# [Exercise instructions]
Count the lines containing "青少年足球人才改革试点区试点高中" in the entries underneath, and state that count without anything else.

# [Records supplied]

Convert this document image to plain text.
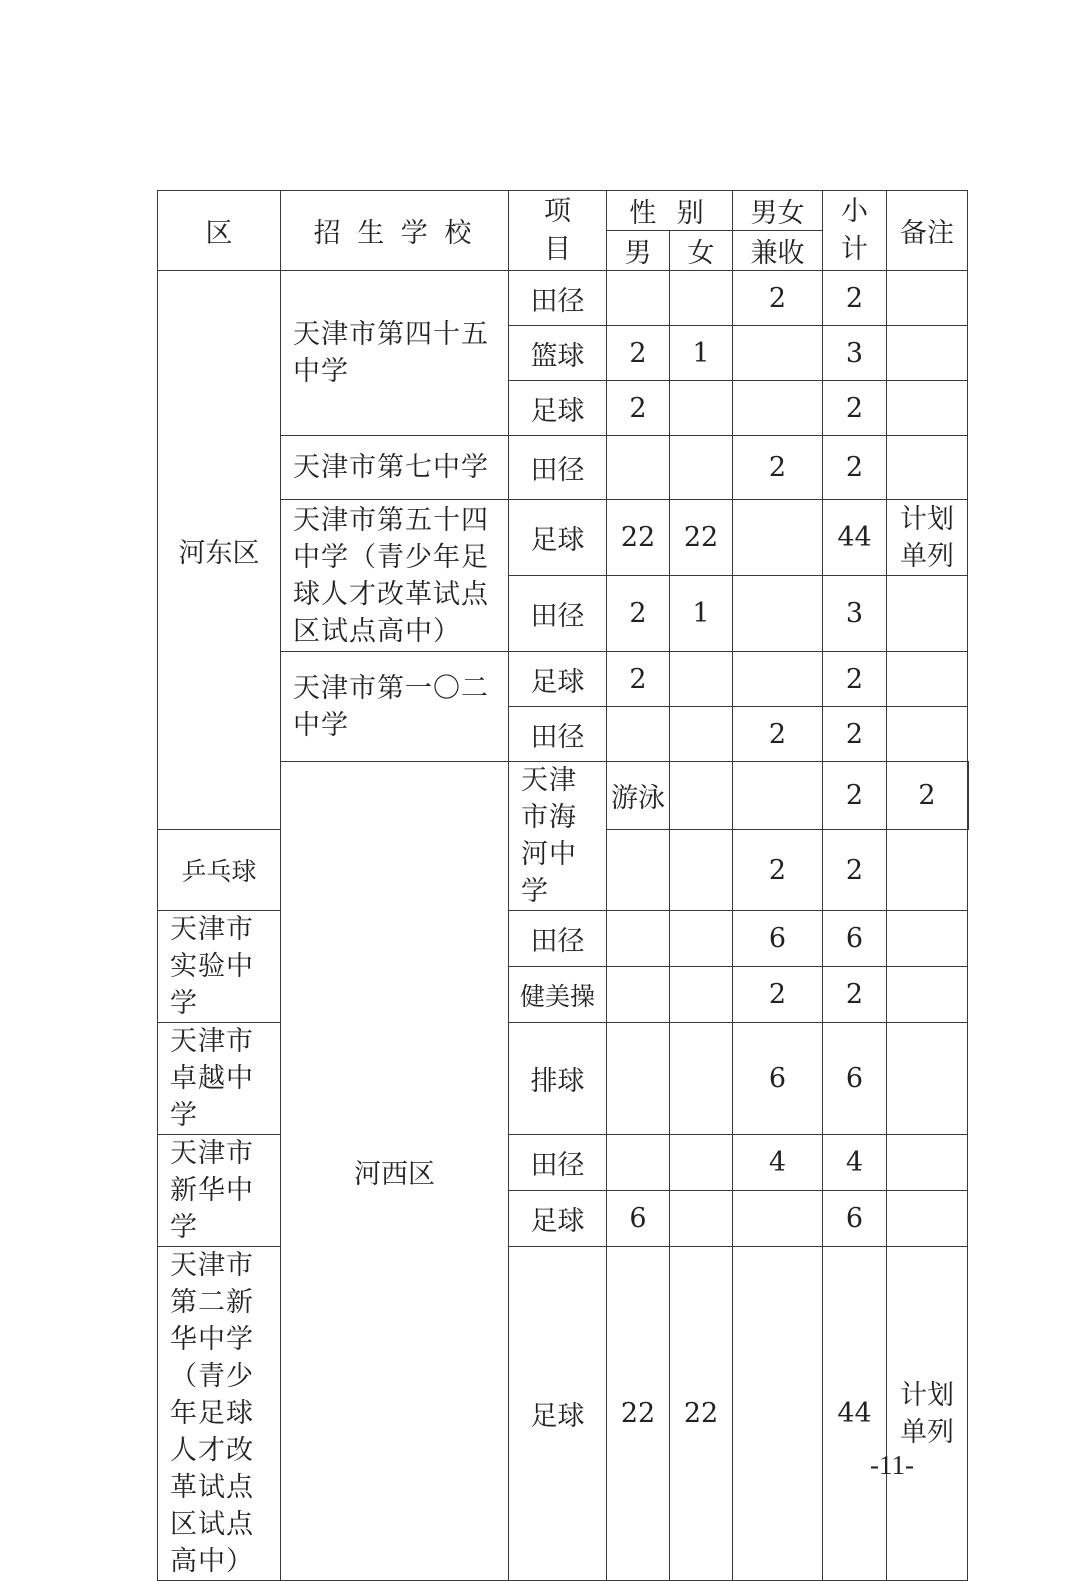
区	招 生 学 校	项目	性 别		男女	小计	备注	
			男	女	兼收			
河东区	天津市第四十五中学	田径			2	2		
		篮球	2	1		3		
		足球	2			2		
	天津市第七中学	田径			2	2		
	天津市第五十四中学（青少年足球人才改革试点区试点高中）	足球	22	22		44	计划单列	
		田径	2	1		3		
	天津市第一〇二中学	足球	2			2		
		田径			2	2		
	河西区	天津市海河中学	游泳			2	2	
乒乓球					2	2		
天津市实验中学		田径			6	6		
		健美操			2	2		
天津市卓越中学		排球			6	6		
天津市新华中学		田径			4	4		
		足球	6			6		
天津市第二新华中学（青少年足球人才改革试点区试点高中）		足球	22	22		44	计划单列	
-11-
* * *
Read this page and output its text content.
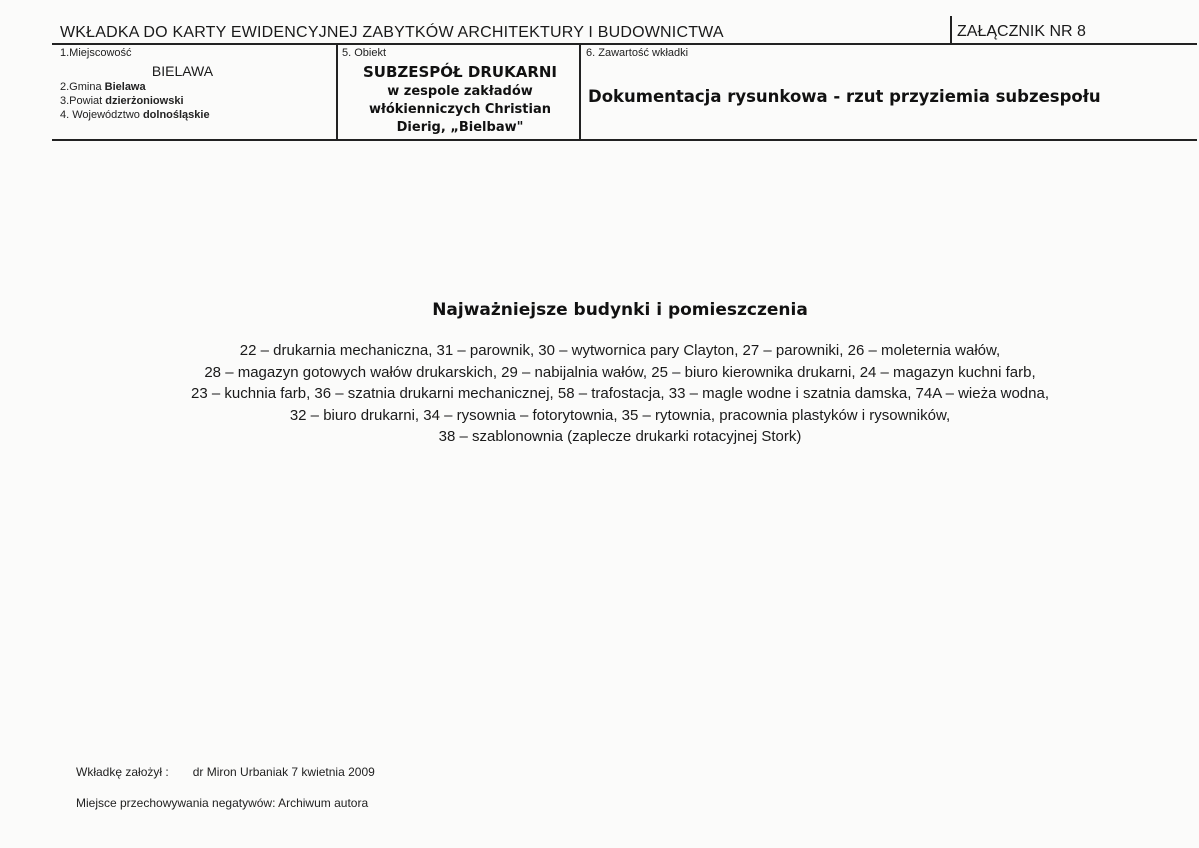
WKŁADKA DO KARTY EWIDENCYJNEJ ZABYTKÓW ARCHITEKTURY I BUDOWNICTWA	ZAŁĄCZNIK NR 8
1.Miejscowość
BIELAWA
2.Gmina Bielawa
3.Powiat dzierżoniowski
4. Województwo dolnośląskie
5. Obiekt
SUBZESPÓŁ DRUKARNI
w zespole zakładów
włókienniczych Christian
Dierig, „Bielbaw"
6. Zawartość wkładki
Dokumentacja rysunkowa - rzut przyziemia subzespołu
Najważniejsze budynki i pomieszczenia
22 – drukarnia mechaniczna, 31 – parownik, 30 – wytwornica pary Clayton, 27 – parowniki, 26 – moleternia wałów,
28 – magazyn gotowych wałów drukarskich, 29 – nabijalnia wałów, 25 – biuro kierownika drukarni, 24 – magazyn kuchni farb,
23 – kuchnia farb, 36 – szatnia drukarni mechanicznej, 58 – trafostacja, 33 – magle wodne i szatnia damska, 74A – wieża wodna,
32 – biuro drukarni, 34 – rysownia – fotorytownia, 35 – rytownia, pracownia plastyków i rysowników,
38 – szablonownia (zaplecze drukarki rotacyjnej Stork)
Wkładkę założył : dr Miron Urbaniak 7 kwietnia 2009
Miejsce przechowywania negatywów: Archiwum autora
==
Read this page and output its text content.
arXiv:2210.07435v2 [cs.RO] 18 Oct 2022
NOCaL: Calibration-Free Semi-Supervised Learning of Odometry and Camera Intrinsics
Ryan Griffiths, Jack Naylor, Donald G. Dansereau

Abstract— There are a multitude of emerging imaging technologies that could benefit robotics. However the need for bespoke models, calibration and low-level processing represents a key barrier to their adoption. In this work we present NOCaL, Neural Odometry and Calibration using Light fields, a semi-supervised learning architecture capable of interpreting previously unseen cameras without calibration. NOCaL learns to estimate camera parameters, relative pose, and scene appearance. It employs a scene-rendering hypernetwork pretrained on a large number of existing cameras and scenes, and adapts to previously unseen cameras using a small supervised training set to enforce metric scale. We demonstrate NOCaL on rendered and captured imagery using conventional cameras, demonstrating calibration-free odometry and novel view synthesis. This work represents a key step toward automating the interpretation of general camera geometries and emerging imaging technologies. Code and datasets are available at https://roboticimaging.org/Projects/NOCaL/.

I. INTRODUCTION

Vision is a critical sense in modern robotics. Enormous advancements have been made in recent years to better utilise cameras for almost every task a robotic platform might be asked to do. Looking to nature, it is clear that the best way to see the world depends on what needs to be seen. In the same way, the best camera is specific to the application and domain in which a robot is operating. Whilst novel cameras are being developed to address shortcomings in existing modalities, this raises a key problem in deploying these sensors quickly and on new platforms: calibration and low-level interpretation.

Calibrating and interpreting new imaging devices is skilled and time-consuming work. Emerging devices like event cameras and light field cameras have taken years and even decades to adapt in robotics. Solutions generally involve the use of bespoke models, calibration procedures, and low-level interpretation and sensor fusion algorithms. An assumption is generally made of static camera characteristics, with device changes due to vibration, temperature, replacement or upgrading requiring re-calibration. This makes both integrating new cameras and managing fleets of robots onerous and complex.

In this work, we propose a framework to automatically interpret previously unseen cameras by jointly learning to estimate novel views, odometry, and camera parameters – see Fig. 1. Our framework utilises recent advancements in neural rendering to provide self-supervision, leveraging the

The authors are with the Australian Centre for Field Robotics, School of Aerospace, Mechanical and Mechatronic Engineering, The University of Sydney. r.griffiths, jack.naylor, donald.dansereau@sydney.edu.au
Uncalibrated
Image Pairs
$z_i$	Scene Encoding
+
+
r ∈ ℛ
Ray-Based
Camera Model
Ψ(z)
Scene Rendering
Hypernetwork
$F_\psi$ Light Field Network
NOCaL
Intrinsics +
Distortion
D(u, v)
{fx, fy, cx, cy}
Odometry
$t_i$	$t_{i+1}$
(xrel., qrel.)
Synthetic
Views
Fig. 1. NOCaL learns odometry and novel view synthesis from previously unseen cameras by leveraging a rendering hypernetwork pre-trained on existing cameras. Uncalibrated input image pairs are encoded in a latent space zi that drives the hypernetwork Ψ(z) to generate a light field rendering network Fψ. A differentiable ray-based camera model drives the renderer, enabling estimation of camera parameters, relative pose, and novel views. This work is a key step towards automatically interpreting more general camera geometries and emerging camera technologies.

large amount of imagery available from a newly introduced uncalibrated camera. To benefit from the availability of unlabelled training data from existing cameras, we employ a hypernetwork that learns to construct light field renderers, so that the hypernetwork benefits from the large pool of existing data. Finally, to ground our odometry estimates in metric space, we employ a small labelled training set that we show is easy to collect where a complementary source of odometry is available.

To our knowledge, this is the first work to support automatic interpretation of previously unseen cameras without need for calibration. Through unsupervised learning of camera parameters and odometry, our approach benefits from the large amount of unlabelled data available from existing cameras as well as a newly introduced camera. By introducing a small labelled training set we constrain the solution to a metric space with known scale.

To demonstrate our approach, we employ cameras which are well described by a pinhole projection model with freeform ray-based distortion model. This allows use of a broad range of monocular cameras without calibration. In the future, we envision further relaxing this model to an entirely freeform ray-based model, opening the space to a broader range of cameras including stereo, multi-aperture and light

# [Answer to this problem]
2